- TASK OBJECTIVE:
Retype the part of the timber sale contracts text that opens with the words "2. Determine and mark" and closes with "the harvesting operation.", keeping every word unchanged.

- DOCUMENT SECTION:
Timber Sale Contracts

Agriculture and Natural Resources
Reviewed by:
Kathy Smith, Program Director, Forestry; College of Food, Agricultural, and Environmental Sciences; Ohio State University Extension

Approximately 84 percent of Ohio's forest land is owned by private, nonindustrial woodland owners. Each year many of these individuals receive significant income from their woodlands by properly marketing timber. In addition, by following management guidelines in selecting those trees to be harvested and those to leave standing, they improve the health and vigor of their forest as well as its quality for other uses. However, some woodland owners sell their timber for only a fraction of its value because they either fail to recognize its true value or they do not market it properly.

If you are thinking about selling timber or if you are approached with an offer to buy some of your timber, don't "jump too quickly." Taking time to find out what you have to sell, then choosing the appropriate method of marketing will usually result in substantially more income and satisfaction for the seller.

There are eight important steps to effectively marketing timber from private woodlands:
1. Determine the reasons for selling timber.
2. Determine and mark the specific trees to be cut.
3. Estimate the timber volume to be cut.
4. Select the proper timber sale method.
5. Advertise the timber sale.
6. Select the buyer.
7. Enter into a contract with the buyer.
8. Monitor the harvesting operation.

Steps 1 through 6 and 8 are discussed in Ohio State University Extension fact sheet F-37, Getting the Most Return From Your Timber Sale. This fact sheet focuses on Step 7, entering into a contract with the timber buyer.

Entering Into a Contract With the Buyer

The process of negotiating a contract provides an opportunity for the buyer and the seller to discuss how the harvesting operation will occur and to identify and obtain clarification and agreement on areas of concern. Once developed, the contracts should detail what the seller and the buyer have agreed. This will substantially reduce the possibility of misunderstandings and disagreements and provide both parties with legal protection as agreed to by the terms and agreements of the contract.

- STORED DATA:
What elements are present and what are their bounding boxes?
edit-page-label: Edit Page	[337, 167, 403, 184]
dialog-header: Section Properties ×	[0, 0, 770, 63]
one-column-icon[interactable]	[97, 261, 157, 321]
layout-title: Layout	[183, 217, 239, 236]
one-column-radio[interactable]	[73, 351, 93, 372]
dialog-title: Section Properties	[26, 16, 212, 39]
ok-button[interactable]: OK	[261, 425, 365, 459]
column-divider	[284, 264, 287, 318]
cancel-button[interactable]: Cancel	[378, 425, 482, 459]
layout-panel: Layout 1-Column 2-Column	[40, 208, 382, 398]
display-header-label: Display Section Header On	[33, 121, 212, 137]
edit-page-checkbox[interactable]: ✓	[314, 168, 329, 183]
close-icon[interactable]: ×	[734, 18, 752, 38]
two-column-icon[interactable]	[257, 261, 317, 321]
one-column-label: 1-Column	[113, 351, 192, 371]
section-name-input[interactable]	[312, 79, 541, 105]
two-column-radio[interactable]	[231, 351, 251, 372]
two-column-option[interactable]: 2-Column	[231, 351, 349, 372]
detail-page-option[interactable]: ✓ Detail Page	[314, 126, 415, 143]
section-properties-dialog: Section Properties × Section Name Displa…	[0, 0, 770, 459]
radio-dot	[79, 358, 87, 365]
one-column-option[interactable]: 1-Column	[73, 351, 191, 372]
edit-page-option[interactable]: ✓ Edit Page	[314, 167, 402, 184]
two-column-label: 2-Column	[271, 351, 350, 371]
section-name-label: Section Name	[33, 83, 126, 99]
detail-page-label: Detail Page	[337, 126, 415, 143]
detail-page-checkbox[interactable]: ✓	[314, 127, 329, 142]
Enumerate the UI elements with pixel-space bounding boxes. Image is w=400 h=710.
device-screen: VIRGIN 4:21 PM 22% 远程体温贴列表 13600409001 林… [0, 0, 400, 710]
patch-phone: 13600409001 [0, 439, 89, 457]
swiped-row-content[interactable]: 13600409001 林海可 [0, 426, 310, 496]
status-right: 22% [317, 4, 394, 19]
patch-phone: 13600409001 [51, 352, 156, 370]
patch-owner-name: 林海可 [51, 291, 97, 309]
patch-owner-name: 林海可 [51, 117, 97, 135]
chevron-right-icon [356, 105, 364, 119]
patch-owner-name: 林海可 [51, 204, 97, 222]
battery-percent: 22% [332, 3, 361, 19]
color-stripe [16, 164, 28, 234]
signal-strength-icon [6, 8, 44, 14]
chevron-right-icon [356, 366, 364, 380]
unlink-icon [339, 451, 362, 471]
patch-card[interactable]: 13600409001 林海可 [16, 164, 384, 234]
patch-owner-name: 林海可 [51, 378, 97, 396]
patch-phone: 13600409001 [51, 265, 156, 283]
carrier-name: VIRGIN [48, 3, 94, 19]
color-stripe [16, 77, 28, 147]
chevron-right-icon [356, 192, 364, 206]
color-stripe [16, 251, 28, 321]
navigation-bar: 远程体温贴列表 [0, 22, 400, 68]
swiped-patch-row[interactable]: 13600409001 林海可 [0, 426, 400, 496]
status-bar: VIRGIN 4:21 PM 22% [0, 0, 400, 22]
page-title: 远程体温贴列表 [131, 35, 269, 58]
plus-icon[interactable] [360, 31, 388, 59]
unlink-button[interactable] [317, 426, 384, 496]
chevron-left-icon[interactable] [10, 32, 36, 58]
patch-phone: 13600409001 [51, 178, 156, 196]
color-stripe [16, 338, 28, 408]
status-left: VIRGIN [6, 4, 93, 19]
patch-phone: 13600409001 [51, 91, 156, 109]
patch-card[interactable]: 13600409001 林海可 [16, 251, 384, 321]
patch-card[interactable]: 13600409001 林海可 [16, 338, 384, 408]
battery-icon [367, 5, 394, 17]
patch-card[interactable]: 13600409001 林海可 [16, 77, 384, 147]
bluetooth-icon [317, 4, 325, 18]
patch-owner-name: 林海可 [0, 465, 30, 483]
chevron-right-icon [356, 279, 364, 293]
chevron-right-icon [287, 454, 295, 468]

- CORRECT OUTPUT:
2. Determine and mark the specific trees to be cut.
3. Estimate the timber volume to be cut.
4. Select the proper timber sale method.
5. Advertise the timber sale.
6. Select the buyer.
7. Enter into a contract with the buyer.
8. Monitor the harvesting operation.